— start of Data excerpts —

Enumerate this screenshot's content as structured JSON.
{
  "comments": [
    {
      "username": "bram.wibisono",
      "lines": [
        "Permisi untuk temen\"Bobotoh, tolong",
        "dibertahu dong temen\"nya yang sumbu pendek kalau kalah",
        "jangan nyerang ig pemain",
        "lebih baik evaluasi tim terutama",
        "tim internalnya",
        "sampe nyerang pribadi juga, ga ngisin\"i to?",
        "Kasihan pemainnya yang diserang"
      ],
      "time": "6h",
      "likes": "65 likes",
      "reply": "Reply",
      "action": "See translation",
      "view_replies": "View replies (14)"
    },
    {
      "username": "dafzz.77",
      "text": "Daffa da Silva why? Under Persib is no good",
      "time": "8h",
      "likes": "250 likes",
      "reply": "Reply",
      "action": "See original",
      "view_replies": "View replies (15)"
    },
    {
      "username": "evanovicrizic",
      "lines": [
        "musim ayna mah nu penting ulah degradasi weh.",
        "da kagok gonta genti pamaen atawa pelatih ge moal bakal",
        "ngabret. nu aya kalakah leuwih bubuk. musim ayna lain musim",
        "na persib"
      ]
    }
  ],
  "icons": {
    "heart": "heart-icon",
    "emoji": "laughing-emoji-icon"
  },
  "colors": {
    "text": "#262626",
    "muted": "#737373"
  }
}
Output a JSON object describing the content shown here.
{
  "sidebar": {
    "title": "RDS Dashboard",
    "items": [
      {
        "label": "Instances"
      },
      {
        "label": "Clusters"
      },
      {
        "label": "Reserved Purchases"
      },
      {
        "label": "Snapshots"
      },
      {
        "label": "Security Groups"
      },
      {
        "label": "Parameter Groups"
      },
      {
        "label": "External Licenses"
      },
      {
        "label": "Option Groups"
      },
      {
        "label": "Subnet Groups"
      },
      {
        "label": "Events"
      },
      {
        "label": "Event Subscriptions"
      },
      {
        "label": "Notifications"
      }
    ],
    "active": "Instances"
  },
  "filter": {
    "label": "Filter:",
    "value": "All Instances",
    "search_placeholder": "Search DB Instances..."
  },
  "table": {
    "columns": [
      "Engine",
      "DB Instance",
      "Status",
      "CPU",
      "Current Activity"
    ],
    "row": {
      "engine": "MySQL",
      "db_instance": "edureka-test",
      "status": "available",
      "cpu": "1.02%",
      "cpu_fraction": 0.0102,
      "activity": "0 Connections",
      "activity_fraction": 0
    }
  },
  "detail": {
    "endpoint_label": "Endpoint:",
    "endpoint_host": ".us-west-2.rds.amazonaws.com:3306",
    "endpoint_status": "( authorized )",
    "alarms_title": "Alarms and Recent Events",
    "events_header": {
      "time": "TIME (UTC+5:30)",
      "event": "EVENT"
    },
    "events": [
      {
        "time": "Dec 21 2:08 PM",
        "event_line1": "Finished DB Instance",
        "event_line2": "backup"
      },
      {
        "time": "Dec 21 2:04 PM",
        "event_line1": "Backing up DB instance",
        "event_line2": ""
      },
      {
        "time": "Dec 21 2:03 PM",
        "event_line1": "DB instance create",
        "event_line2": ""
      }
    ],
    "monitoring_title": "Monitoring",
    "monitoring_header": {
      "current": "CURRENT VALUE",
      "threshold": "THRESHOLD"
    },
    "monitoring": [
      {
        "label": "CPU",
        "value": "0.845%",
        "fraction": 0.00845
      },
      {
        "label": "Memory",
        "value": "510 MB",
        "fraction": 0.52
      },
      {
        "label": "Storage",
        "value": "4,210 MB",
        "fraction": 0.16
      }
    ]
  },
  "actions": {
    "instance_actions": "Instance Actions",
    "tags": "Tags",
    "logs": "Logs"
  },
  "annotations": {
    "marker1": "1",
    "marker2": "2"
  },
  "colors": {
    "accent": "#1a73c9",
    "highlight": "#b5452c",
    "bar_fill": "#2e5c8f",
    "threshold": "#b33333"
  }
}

— end of Data excerpts —

◆ Do this
In the entries above, identify each line that includes the string "Instances", then copy it.

◆ Correct result
        "label": "Instances"
    "active": "Instances"
    "value": "All Instances",
    "search_placeholder": "Search DB Instances..."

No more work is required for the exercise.